* PROBLEM STATEMENT
Reproduce the records line for line, starting at the first line and ending at the line that contains "text: (A) [270,587,315,623]", including that line.
[Begin]
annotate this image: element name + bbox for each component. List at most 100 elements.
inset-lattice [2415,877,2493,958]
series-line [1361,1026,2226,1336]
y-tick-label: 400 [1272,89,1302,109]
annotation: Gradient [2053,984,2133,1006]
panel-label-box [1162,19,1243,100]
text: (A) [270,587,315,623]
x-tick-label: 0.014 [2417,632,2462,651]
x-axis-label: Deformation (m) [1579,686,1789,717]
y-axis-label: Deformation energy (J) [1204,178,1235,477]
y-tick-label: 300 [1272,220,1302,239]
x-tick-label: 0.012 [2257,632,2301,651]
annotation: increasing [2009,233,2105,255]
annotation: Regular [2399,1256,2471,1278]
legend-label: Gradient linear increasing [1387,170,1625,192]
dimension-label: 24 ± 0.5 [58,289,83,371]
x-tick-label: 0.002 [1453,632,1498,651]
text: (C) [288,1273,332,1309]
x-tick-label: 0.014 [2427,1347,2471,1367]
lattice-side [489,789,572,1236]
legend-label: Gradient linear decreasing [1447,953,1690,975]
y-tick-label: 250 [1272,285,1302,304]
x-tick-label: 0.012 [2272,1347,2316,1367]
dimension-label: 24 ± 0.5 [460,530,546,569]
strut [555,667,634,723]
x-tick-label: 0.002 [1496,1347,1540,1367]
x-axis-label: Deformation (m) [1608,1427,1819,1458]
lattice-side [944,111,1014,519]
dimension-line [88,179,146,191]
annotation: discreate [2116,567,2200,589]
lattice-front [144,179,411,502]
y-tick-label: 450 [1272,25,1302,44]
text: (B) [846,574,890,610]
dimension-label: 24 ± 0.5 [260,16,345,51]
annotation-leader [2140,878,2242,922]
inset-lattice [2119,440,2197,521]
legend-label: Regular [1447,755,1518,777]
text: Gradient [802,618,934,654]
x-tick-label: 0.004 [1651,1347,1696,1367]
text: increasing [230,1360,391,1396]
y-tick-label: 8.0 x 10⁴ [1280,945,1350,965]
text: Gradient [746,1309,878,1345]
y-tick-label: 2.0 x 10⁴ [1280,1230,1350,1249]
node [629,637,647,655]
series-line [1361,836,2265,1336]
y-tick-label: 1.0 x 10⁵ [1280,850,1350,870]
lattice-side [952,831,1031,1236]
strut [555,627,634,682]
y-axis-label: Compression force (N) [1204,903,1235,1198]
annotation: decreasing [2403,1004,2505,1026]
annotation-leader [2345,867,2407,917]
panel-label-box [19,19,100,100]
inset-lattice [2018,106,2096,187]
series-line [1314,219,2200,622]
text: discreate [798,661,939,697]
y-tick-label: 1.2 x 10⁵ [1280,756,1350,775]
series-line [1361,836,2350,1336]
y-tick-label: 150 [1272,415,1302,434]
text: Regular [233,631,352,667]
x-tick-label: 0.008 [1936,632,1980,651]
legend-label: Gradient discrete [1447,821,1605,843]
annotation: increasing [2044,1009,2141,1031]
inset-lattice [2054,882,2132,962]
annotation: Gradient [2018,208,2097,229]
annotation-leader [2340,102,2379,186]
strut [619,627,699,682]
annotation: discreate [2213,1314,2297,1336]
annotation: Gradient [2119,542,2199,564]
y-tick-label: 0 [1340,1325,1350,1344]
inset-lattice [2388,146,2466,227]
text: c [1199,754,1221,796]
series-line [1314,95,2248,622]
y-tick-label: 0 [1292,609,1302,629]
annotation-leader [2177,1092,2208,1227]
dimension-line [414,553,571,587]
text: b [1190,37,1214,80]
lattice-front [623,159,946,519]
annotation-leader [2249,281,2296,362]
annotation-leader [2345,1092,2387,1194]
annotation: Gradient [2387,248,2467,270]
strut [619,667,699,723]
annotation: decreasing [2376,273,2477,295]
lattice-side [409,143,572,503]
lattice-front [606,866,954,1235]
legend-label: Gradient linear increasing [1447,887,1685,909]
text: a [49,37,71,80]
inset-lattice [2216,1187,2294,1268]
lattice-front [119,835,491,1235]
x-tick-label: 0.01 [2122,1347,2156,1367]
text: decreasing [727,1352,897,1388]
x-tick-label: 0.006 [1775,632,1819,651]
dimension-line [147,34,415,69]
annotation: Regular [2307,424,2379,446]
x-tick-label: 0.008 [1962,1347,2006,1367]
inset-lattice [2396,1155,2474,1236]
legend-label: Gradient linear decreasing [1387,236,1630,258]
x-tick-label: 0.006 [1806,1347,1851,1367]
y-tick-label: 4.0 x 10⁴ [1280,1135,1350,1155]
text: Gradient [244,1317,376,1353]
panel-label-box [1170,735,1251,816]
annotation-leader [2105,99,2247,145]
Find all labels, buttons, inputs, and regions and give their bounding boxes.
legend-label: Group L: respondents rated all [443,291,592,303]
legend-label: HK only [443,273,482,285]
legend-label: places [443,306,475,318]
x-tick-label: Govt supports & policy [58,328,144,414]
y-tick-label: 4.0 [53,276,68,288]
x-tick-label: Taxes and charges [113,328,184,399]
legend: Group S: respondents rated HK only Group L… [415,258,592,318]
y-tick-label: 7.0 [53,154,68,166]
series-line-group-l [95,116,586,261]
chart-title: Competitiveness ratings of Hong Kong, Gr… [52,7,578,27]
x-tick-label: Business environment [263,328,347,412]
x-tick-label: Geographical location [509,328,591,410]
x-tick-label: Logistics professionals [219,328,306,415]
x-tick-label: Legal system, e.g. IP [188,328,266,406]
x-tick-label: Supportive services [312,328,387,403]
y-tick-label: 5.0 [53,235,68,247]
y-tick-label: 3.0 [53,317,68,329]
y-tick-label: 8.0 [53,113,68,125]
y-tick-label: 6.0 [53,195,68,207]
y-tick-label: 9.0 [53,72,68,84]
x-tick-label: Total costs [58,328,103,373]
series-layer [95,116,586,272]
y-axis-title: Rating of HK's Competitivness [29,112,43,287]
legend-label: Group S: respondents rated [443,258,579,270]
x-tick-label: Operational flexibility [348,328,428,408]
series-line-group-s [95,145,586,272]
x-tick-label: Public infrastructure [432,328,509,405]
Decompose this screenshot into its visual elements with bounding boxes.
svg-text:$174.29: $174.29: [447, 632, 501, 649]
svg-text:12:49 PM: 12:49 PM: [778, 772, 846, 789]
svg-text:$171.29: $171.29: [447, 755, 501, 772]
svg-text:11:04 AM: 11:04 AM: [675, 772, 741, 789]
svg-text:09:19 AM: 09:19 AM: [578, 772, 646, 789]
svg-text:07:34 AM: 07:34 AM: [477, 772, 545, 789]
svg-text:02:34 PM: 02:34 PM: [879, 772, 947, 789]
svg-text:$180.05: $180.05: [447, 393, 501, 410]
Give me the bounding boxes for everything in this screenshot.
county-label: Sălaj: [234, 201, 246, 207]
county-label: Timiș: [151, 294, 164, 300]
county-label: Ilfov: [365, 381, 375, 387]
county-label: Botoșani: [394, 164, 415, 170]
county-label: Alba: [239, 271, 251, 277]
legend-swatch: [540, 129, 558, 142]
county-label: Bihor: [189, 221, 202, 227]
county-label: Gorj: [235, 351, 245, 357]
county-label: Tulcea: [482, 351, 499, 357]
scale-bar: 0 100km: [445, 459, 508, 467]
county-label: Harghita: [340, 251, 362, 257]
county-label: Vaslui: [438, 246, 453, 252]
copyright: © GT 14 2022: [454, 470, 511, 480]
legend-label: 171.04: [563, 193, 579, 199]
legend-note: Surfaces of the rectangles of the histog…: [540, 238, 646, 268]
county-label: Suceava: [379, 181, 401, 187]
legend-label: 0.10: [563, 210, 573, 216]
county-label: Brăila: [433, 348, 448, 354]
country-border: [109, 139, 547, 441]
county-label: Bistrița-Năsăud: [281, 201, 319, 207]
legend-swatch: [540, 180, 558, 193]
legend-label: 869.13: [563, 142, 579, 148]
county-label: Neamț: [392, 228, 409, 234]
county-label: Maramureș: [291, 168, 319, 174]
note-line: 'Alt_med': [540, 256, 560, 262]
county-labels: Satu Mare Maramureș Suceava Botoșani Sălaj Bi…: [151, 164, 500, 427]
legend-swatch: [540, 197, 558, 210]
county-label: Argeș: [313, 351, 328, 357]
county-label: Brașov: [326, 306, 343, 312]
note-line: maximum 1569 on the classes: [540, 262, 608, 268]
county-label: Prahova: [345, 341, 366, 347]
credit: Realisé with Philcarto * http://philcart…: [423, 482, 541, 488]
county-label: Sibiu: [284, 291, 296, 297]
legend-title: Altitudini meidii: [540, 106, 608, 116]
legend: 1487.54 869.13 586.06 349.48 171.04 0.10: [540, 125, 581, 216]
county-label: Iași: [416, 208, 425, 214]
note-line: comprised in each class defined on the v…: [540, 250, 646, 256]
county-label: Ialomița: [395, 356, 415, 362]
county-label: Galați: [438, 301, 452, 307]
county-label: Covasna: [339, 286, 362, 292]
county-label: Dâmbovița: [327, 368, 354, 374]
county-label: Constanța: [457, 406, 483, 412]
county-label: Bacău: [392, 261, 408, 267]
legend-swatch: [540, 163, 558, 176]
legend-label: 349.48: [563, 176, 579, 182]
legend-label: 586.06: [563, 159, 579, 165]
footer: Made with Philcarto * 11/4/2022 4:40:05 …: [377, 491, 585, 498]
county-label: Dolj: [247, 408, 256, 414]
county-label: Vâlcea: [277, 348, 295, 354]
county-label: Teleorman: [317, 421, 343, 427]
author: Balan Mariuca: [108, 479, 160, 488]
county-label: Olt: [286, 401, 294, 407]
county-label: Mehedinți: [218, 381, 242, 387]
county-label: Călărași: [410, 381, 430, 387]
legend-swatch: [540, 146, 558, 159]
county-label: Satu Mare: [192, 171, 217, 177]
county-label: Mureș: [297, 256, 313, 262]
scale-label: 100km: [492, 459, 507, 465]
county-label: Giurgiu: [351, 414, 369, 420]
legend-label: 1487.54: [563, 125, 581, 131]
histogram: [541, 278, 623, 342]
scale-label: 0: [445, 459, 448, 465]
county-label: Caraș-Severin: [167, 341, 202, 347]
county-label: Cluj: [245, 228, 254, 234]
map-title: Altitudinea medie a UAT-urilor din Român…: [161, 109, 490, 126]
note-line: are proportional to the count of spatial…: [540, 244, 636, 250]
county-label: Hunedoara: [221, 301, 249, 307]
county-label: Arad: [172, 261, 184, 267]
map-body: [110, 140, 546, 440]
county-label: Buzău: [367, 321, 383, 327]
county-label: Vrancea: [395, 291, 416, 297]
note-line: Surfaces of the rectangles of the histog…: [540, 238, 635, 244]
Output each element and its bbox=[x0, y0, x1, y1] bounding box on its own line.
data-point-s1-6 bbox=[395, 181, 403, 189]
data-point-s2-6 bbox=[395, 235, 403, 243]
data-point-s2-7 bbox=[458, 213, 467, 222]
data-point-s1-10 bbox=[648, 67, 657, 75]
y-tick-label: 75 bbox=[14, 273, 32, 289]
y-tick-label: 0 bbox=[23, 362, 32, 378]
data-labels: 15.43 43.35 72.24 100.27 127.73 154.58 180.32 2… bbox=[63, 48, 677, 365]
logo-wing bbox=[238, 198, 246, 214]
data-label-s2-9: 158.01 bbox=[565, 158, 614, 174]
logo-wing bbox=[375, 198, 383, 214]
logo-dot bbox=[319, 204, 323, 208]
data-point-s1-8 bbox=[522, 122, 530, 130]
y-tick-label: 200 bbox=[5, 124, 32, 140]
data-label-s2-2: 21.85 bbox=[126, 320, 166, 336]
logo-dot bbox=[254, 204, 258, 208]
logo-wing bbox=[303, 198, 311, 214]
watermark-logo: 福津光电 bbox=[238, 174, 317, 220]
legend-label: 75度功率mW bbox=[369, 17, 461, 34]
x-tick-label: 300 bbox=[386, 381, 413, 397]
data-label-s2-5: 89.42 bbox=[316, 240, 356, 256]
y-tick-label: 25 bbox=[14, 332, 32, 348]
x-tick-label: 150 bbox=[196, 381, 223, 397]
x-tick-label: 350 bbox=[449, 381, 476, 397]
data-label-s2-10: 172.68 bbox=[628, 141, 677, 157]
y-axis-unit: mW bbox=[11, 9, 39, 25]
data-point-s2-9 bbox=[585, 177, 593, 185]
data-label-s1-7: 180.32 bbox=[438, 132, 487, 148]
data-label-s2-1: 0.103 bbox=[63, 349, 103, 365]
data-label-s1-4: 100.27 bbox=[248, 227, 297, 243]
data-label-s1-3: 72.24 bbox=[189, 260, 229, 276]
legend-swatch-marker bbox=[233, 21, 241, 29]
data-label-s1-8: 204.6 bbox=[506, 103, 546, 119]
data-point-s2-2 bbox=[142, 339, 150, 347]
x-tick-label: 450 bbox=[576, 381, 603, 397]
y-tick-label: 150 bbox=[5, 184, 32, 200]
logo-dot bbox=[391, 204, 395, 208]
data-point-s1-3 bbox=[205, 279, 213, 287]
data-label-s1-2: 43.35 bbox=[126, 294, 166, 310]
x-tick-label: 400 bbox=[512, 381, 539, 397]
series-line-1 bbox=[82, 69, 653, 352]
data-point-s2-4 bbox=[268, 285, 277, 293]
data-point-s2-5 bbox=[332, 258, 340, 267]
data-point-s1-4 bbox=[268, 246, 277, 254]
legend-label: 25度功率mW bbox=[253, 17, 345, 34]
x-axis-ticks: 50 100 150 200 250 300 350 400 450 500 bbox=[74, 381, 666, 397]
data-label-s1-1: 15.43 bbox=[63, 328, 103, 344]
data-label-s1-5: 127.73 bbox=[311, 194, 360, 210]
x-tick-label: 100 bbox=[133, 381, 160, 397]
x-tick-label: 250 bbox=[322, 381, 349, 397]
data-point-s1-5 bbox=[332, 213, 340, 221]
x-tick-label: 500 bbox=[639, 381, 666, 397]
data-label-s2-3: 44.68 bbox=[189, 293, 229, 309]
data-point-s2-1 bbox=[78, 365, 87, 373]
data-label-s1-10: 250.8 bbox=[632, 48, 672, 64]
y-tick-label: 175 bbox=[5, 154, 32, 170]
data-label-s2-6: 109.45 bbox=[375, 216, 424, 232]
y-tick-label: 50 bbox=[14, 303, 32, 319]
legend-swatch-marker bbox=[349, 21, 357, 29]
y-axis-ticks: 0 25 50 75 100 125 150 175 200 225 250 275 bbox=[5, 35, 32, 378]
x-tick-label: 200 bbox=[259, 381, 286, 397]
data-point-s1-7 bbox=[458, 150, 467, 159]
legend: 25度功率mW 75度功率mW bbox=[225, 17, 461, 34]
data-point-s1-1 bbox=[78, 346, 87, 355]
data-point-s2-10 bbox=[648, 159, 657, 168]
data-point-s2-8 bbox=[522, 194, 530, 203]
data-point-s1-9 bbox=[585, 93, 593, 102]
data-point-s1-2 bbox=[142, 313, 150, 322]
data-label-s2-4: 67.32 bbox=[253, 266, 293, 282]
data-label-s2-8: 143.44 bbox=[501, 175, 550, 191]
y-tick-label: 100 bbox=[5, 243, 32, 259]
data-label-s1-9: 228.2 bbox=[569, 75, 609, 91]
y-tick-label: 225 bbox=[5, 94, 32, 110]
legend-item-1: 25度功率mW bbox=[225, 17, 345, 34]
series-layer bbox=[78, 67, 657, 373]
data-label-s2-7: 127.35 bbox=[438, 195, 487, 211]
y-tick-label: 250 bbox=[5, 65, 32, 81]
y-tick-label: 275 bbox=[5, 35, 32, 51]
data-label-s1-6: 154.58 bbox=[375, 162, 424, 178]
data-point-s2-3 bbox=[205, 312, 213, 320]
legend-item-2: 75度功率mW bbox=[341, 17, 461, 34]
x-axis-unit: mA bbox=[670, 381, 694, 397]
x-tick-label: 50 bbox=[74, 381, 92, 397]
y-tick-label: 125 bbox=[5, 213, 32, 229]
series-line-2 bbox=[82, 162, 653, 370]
[End]
* SOLUTION TO THIS PROBLEM
annotate this image: element name + bbox for each component. List at most 100 elements.
inset-lattice [2415,877,2493,958]
series-line [1361,1026,2226,1336]
y-tick-label: 400 [1272,89,1302,109]
annotation: Gradient [2053,984,2133,1006]
panel-label-box [1162,19,1243,100]
text: (A) [270,587,315,623]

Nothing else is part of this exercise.